*EXERCISE MATERIAL:*
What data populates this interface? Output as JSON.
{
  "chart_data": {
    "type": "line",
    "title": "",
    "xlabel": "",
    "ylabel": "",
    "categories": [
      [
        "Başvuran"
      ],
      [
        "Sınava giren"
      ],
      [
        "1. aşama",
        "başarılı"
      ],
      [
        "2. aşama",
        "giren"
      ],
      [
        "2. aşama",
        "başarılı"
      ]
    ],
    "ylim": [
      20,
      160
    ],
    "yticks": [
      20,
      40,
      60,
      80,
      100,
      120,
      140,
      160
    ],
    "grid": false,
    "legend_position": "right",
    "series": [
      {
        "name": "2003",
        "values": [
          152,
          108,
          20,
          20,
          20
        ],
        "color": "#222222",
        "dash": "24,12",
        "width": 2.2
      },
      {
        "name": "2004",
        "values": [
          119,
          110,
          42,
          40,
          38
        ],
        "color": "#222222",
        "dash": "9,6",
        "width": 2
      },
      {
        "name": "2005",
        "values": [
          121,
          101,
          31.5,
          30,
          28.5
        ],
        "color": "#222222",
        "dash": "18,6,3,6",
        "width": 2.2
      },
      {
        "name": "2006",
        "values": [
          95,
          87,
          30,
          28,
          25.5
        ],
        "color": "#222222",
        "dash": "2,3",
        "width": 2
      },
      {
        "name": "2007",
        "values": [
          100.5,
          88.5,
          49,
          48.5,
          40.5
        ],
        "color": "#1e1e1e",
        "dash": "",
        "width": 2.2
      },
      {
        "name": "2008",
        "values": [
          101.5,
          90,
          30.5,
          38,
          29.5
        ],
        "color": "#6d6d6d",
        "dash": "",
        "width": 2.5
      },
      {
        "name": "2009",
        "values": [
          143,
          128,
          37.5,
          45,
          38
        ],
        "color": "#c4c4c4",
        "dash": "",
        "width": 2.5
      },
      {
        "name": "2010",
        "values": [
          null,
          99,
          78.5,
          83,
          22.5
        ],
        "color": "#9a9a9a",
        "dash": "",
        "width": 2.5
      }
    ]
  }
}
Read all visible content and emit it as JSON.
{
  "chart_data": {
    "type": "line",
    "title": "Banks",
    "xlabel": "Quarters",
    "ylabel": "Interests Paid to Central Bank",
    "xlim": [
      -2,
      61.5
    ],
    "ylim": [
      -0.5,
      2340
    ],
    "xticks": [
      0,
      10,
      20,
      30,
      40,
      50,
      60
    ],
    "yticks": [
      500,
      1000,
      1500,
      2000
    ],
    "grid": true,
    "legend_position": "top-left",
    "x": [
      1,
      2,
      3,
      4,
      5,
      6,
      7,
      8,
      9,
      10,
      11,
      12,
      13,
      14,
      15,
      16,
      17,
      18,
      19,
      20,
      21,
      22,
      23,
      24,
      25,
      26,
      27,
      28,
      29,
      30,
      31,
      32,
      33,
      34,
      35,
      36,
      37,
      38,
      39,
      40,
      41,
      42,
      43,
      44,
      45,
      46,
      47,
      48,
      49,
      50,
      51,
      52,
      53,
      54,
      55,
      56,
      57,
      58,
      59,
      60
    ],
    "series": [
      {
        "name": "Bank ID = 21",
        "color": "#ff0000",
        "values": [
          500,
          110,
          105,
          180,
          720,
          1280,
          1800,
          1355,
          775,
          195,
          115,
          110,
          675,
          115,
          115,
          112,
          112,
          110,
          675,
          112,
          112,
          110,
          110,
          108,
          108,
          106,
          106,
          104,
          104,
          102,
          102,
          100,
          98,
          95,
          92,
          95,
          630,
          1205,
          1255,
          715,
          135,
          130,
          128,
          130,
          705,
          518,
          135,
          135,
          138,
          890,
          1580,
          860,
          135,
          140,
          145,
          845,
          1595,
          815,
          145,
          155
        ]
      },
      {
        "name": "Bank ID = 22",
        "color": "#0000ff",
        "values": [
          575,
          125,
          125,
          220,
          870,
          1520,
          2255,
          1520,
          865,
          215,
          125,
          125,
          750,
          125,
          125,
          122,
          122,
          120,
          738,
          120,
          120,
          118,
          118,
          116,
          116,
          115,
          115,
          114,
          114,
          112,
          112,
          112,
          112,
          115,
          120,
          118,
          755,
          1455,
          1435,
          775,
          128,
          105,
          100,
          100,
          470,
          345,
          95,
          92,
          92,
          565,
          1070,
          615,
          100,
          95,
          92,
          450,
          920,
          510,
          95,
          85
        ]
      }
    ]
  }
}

*EXERCISE GOAL:* Hand back the material above in full, exactly as written.

*FULL RESPONSE:*
What data populates this interface? Output as JSON.
{
  "chart_data": {
    "type": "line",
    "title": "",
    "xlabel": "",
    "ylabel": "",
    "categories": [
      [
        "Başvuran"
      ],
      [
        "Sınava giren"
      ],
      [
        "1. aşama",
        "başarılı"
      ],
      [
        "2. aşama",
        "giren"
      ],
      [
        "2. aşama",
        "başarılı"
      ]
    ],
    "ylim": [
      20,
      160
    ],
    "yticks": [
      20,
      40,
      60,
      80,
      100,
      120,
      140,
      160
    ],
    "grid": false,
    "legend_position": "right",
    "series": [
      {
        "name": "2003",
        "values": [
          152,
          108,
          20,
          20,
          20
        ],
        "color": "#222222",
        "dash": "24,12",
        "width": 2.2
      },
      {
        "name": "2004",
        "values": [
          119,
          110,
          42,
          40,
          38
        ],
        "color": "#222222",
        "dash": "9,6",
        "width": 2
      },
      {
        "name": "2005",
        "values": [
          121,
          101,
          31.5,
          30,
          28.5
        ],
        "color": "#222222",
        "dash": "18,6,3,6",
        "width": 2.2
      },
      {
        "name": "2006",
        "values": [
          95,
          87,
          30,
          28,
          25.5
        ],
        "color": "#222222",
        "dash": "2,3",
        "width": 2
      },
      {
        "name": "2007",
        "values": [
          100.5,
          88.5,
          49,
          48.5,
          40.5
        ],
        "color": "#1e1e1e",
        "dash": "",
        "width": 2.2
      },
      {
        "name": "2008",
        "values": [
          101.5,
          90,
          30.5,
          38,
          29.5
        ],
        "color": "#6d6d6d",
        "dash": "",
        "width": 2.5
      },
      {
        "name": "2009",
        "values": [
          143,
          128,
          37.5,
          45,
          38
        ],
        "color": "#c4c4c4",
        "dash": "",
        "width": 2.5
      },
      {
        "name": "2010",
        "values": [
          null,
          99,
          78.5,
          83,
          22.5
        ],
        "color": "#9a9a9a",
        "dash": "",
        "width": 2.5
      }
    ]
  }
}
Read all visible content and emit it as JSON.
{
  "chart_data": {
    "type": "line",
    "title": "Banks",
    "xlabel": "Quarters",
    "ylabel": "Interests Paid to Central Bank",
    "xlim": [
      -2,
      61.5
    ],
    "ylim": [
      -0.5,
      2340
    ],
    "xticks": [
      0,
      10,
      20,
      30,
      40,
      50,
      60
    ],
    "yticks": [
      500,
      1000,
      1500,
      2000
    ],
    "grid": true,
    "legend_position": "top-left",
    "x": [
      1,
      2,
      3,
      4,
      5,
      6,
      7,
      8,
      9,
      10,
      11,
      12,
      13,
      14,
      15,
      16,
      17,
      18,
      19,
      20,
      21,
      22,
      23,
      24,
      25,
      26,
      27,
      28,
      29,
      30,
      31,
      32,
      33,
      34,
      35,
      36,
      37,
      38,
      39,
      40,
      41,
      42,
      43,
      44,
      45,
      46,
      47,
      48,
      49,
      50,
      51,
      52,
      53,
      54,
      55,
      56,
      57,
      58,
      59,
      60
    ],
    "series": [
      {
        "name": "Bank ID = 21",
        "color": "#ff0000",
        "values": [
          500,
          110,
          105,
          180,
          720,
          1280,
          1800,
          1355,
          775,
          195,
          115,
          110,
          675,
          115,
          115,
          112,
          112,
          110,
          675,
          112,
          112,
          110,
          110,
          108,
          108,
          106,
          106,
          104,
          104,
          102,
          102,
          100,
          98,
          95,
          92,
          95,
          630,
          1205,
          1255,
          715,
          135,
          130,
          128,
          130,
          705,
          518,
          135,
          135,
          138,
          890,
          1580,
          860,
          135,
          140,
          145,
          845,
          1595,
          815,
          145,
          155
        ]
      },
      {
        "name": "Bank ID = 22",
        "color": "#0000ff",
        "values": [
          575,
          125,
          125,
          220,
          870,
          1520,
          2255,
          1520,
          865,
          215,
          125,
          125,
          750,
          125,
          125,
          122,
          122,
          120,
          738,
          120,
          120,
          118,
          118,
          116,
          116,
          115,
          115,
          114,
          114,
          112,
          112,
          112,
          112,
          115,
          120,
          118,
          755,
          1455,
          1435,
          775,
          128,
          105,
          100,
          100,
          470,
          345,
          95,
          92,
          92,
          565,
          1070,
          615,
          100,
          95,
          92,
          450,
          920,
          510,
          95,
          85
        ]
      }
    ]
  }
}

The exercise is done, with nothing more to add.